GIVEN REQUEST »
Write the listing below out again exactly, dropping the images.

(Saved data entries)
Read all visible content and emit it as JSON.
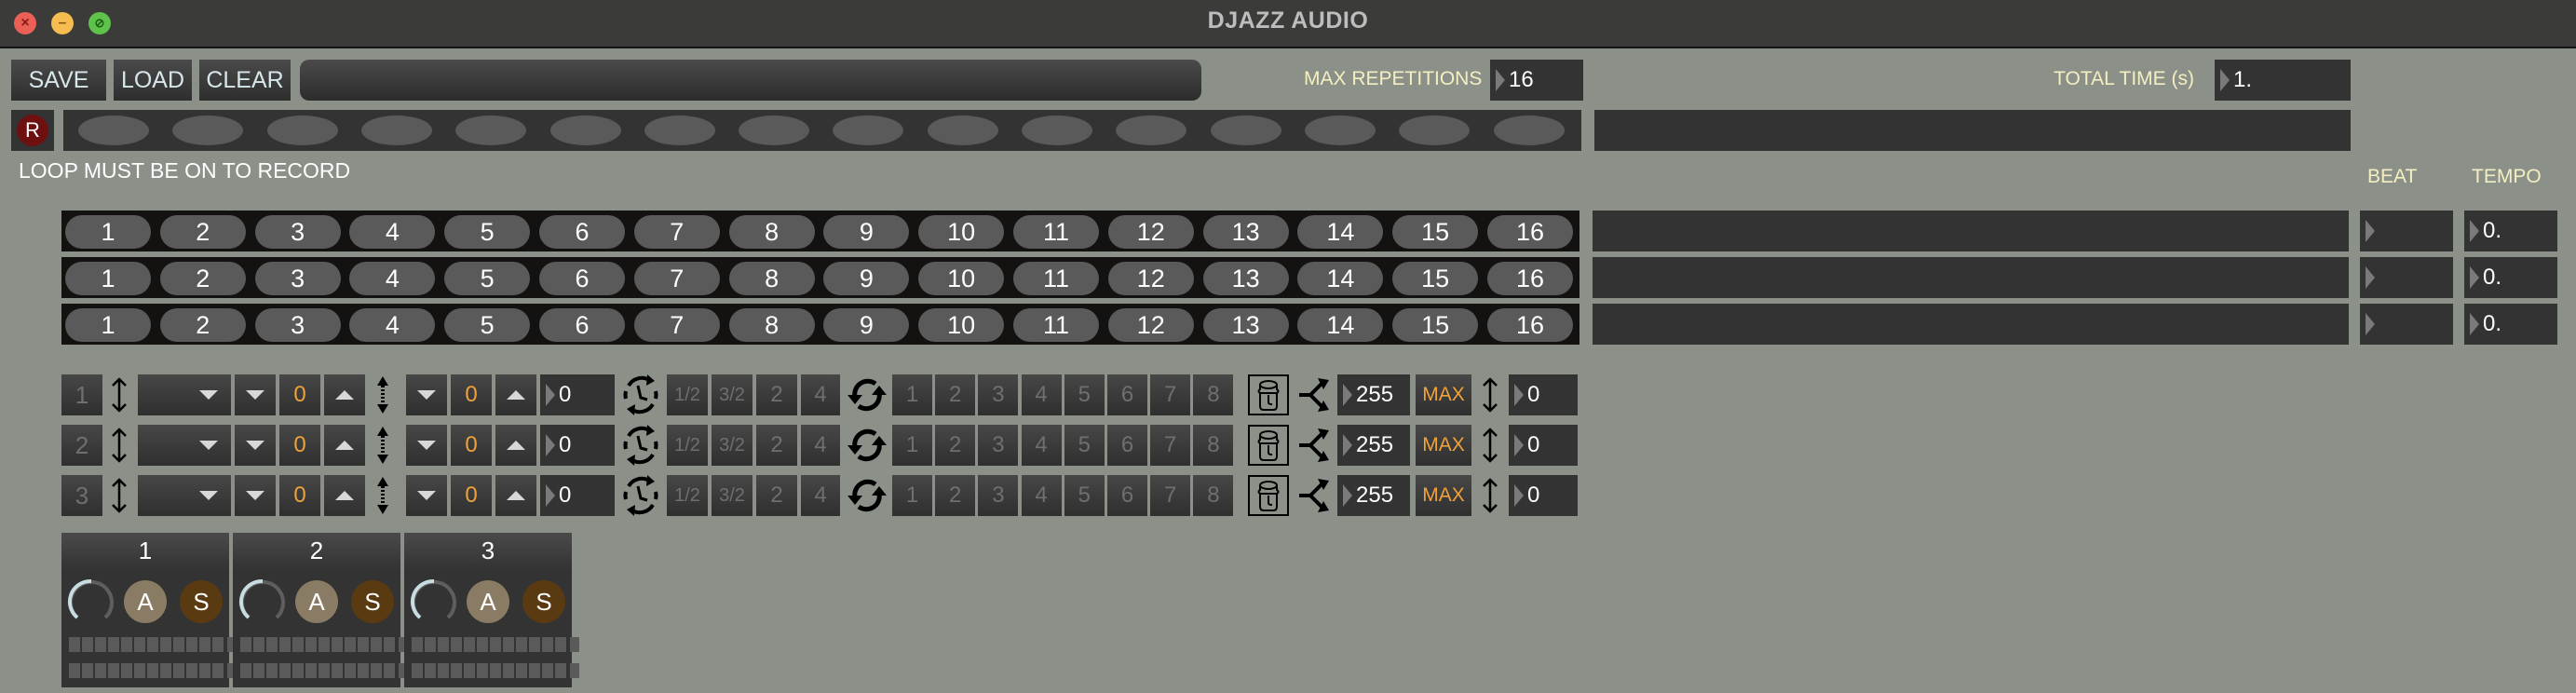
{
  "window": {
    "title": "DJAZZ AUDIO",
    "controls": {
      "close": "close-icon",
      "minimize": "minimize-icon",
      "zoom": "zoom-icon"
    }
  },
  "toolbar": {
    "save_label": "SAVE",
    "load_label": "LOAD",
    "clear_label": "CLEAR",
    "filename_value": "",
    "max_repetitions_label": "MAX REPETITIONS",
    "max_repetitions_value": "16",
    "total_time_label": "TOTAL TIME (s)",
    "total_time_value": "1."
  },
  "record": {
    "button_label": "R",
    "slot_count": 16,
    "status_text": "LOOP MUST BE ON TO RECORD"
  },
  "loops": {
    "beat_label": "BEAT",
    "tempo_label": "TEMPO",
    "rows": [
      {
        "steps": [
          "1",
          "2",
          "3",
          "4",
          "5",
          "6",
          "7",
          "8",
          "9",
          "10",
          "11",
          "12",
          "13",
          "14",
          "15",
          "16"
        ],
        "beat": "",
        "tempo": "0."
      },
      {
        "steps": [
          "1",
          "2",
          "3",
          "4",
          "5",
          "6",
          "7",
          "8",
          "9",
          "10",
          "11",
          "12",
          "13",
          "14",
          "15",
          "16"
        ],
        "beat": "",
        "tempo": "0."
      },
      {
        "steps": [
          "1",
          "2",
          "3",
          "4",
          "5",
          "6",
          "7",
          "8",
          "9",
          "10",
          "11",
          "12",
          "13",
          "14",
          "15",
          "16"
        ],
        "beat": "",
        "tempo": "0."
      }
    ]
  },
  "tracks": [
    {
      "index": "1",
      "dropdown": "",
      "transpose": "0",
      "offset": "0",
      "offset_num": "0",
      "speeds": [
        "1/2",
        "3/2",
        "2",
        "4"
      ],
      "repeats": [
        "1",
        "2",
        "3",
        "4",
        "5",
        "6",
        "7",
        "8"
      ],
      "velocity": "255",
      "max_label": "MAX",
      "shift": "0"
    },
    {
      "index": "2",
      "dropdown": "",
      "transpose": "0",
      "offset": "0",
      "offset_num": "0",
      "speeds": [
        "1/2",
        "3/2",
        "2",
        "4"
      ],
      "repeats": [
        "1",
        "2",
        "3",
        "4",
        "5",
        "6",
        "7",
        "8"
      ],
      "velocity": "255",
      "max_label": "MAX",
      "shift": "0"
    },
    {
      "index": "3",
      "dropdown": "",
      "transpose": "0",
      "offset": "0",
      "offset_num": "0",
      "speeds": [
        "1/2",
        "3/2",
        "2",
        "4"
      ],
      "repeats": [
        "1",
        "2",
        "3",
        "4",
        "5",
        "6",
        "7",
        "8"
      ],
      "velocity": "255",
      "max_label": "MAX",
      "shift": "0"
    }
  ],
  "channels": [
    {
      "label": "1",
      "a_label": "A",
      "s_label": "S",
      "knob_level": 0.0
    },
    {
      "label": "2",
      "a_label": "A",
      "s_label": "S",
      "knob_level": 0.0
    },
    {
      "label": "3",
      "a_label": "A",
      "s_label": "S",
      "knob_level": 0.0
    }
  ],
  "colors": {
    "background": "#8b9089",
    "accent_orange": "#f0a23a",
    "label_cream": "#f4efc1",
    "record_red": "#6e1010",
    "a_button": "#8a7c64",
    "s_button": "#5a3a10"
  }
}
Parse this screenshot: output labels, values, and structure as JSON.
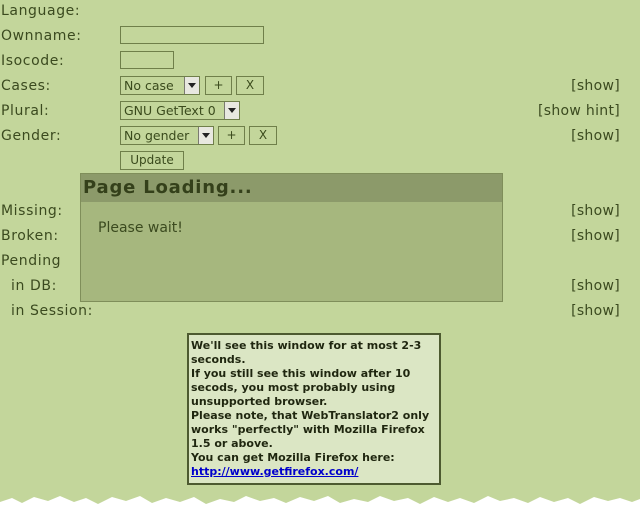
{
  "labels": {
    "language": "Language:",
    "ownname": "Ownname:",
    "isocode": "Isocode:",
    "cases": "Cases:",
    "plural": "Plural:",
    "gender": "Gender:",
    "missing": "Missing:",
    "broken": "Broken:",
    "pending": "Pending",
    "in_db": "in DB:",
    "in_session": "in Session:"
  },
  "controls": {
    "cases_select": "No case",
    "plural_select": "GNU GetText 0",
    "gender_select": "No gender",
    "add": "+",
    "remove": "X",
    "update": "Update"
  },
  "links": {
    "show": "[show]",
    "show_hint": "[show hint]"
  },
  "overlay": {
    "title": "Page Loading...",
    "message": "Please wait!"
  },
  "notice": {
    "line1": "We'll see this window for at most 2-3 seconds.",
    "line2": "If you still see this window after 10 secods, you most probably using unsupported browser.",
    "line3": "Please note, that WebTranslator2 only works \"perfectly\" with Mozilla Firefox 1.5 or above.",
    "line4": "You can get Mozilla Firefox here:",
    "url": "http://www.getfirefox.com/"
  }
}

ANSWER FOR THE TASK »
Read all visible content and emit it as JSON.
{
  "window": {
    "title": "DJAZZ AUDIO",
    "controls": {
      "close": "close-icon",
      "minimize": "minimize-icon",
      "zoom": "zoom-icon"
    }
  },
  "toolbar": {
    "save_label": "SAVE",
    "load_label": "LOAD",
    "clear_label": "CLEAR",
    "filename_value": "",
    "max_repetitions_label": "MAX REPETITIONS",
    "max_repetitions_value": "16",
    "total_time_label": "TOTAL TIME (s)",
    "total_time_value": "1."
  },
  "record": {
    "button_label": "R",
    "slot_count": 16,
    "status_text": "LOOP MUST BE ON TO RECORD"
  },
  "loops": {
    "beat_label": "BEAT",
    "tempo_label": "TEMPO",
    "rows": [
      {
        "steps": [
          "1",
          "2",
          "3",
          "4",
          "5",
          "6",
          "7",
          "8",
          "9",
          "10",
          "11",
          "12",
          "13",
          "14",
          "15",
          "16"
        ],
        "beat": "",
        "tempo": "0."
      },
      {
        "steps": [
          "1",
          "2",
          "3",
          "4",
          "5",
          "6",
          "7",
          "8",
          "9",
          "10",
          "11",
          "12",
          "13",
          "14",
          "15",
          "16"
        ],
        "beat": "",
        "tempo": "0."
      },
      {
        "steps": [
          "1",
          "2",
          "3",
          "4",
          "5",
          "6",
          "7",
          "8",
          "9",
          "10",
          "11",
          "12",
          "13",
          "14",
          "15",
          "16"
        ],
        "beat": "",
        "tempo": "0."
      }
    ]
  },
  "tracks": [
    {
      "index": "1",
      "dropdown": "",
      "transpose": "0",
      "offset": "0",
      "offset_num": "0",
      "speeds": [
        "1/2",
        "3/2",
        "2",
        "4"
      ],
      "repeats": [
        "1",
        "2",
        "3",
        "4",
        "5",
        "6",
        "7",
        "8"
      ],
      "velocity": "255",
      "max_label": "MAX",
      "shift": "0"
    },
    {
      "index": "2",
      "dropdown": "",
      "transpose": "0",
      "offset": "0",
      "offset_num": "0",
      "speeds": [
        "1/2",
        "3/2",
        "2",
        "4"
      ],
      "repeats": [
        "1",
        "2",
        "3",
        "4",
        "5",
        "6",
        "7",
        "8"
      ],
      "velocity": "255",
      "max_label": "MAX",
      "shift": "0"
    },
    {
      "index": "3",
      "dropdown": "",
      "transpose": "0",
      "offset": "0",
      "offset_num": "0",
      "speeds": [
        "1/2",
        "3/2",
        "2",
        "4"
      ],
      "repeats": [
        "1",
        "2",
        "3",
        "4",
        "5",
        "6",
        "7",
        "8"
      ],
      "velocity": "255",
      "max_label": "MAX",
      "shift": "0"
    }
  ],
  "channels": [
    {
      "label": "1",
      "a_label": "A",
      "s_label": "S",
      "knob_level": 0.0
    },
    {
      "label": "2",
      "a_label": "A",
      "s_label": "S",
      "knob_level": 0.0
    },
    {
      "label": "3",
      "a_label": "A",
      "s_label": "S",
      "knob_level": 0.0
    }
  ],
  "colors": {
    "background": "#8b9089",
    "accent_orange": "#f0a23a",
    "label_cream": "#f4efc1",
    "record_red": "#6e1010",
    "a_button": "#8a7c64",
    "s_button": "#5a3a10"
  }
}
Parse this screenshot: output labels, values, and structure as JSON.
{
  "labels": {
    "language": "Language:",
    "ownname": "Ownname:",
    "isocode": "Isocode:",
    "cases": "Cases:",
    "plural": "Plural:",
    "gender": "Gender:",
    "missing": "Missing:",
    "broken": "Broken:",
    "pending": "Pending",
    "in_db": "in DB:",
    "in_session": "in Session:"
  },
  "controls": {
    "cases_select": "No case",
    "plural_select": "GNU GetText 0",
    "gender_select": "No gender",
    "add": "+",
    "remove": "X",
    "update": "Update"
  },
  "links": {
    "show": "[show]",
    "show_hint": "[show hint]"
  },
  "overlay": {
    "title": "Page Loading...",
    "message": "Please wait!"
  },
  "notice": {
    "line1": "We'll see this window for at most 2-3 seconds.",
    "line2": "If you still see this window after 10 secods, you most probably using unsupported browser.",
    "line3": "Please note, that WebTranslator2 only works \"perfectly\" with Mozilla Firefox 1.5 or above.",
    "line4": "You can get Mozilla Firefox here:",
    "url": "http://www.getfirefox.com/"
  }
}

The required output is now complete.